## Written problem:
Consider the records below. How many of their lines include the word "Bryson"? State the number and nothing else.

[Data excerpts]
########

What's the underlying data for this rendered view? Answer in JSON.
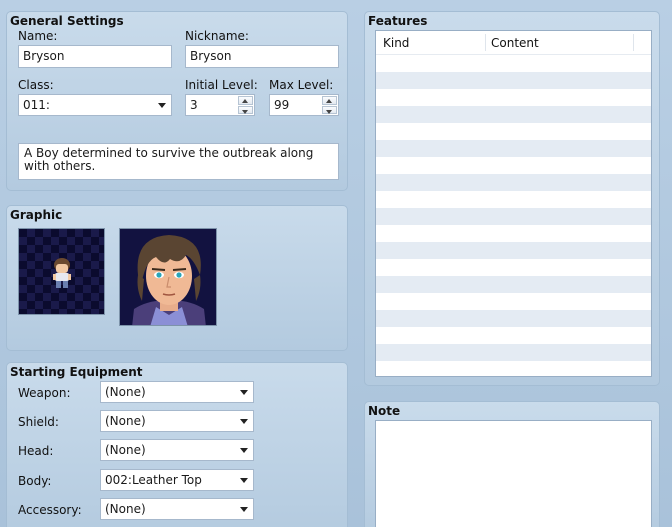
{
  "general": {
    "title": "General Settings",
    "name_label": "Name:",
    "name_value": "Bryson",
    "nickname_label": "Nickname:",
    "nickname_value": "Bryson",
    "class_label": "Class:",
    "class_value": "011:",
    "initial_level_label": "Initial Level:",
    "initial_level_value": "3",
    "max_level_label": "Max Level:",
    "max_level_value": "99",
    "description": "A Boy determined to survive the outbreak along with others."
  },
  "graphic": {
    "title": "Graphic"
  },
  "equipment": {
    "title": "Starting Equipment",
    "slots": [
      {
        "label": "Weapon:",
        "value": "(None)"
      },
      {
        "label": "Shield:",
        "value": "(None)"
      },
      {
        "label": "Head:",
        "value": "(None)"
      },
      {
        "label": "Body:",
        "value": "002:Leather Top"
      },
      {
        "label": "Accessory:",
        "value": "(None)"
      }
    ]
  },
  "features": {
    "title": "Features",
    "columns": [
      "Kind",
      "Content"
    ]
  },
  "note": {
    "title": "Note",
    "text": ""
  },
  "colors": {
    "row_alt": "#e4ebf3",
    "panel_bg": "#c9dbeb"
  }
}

########

## Exercise output:
2